> **Data entries**:
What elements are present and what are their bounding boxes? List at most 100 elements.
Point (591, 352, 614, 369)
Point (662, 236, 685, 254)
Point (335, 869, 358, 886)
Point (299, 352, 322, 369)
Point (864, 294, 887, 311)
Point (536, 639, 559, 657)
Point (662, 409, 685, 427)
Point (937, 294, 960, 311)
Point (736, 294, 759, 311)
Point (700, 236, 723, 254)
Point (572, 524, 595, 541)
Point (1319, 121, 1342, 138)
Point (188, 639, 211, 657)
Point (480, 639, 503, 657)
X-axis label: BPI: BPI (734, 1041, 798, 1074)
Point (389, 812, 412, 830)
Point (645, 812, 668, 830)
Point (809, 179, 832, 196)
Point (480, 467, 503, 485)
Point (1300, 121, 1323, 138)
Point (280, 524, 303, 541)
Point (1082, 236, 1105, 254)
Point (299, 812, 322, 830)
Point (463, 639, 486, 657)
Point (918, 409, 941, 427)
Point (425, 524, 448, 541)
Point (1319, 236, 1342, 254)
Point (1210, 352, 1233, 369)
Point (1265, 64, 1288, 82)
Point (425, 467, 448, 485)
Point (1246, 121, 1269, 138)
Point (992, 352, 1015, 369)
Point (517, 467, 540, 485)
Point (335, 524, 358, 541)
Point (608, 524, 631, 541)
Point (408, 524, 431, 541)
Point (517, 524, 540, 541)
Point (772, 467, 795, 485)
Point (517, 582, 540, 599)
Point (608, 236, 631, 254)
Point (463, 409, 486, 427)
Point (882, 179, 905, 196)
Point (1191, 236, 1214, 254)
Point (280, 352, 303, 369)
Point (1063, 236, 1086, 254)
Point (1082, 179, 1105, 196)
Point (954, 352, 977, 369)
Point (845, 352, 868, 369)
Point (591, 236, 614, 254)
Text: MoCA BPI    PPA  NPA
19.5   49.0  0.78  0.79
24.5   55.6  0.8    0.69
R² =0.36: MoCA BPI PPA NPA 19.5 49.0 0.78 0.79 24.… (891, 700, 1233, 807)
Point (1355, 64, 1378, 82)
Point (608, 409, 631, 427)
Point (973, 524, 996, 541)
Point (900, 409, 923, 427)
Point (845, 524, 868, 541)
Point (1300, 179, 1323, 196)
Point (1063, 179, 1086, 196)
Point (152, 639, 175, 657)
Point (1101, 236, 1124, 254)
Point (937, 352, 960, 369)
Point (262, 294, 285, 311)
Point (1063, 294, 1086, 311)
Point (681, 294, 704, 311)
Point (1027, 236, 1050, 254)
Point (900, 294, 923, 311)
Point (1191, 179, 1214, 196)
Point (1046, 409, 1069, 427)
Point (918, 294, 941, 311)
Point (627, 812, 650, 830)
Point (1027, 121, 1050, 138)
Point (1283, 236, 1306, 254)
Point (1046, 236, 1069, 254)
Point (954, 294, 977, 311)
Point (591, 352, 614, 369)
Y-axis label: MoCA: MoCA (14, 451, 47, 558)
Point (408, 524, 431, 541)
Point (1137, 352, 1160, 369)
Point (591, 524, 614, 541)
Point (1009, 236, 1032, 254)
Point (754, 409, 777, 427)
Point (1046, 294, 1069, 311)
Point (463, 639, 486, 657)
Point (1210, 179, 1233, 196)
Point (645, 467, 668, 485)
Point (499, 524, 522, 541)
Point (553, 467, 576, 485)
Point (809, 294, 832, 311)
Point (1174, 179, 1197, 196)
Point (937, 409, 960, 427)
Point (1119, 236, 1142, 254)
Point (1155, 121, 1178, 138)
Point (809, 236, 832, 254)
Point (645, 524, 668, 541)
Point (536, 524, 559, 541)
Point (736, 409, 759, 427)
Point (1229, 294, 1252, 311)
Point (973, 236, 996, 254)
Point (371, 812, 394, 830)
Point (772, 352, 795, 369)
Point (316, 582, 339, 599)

> **Problem description**: Reproduce word for word every line from the first one down to and including the line with "Point (188, 639, 211, 657)".

> **Task result**:
What elements are present and what are their bounding boxes? List at most 100 elements.
Point (591, 352, 614, 369)
Point (662, 236, 685, 254)
Point (335, 869, 358, 886)
Point (299, 352, 322, 369)
Point (864, 294, 887, 311)
Point (536, 639, 559, 657)
Point (662, 409, 685, 427)
Point (937, 294, 960, 311)
Point (736, 294, 759, 311)
Point (700, 236, 723, 254)
Point (572, 524, 595, 541)
Point (1319, 121, 1342, 138)
Point (188, 639, 211, 657)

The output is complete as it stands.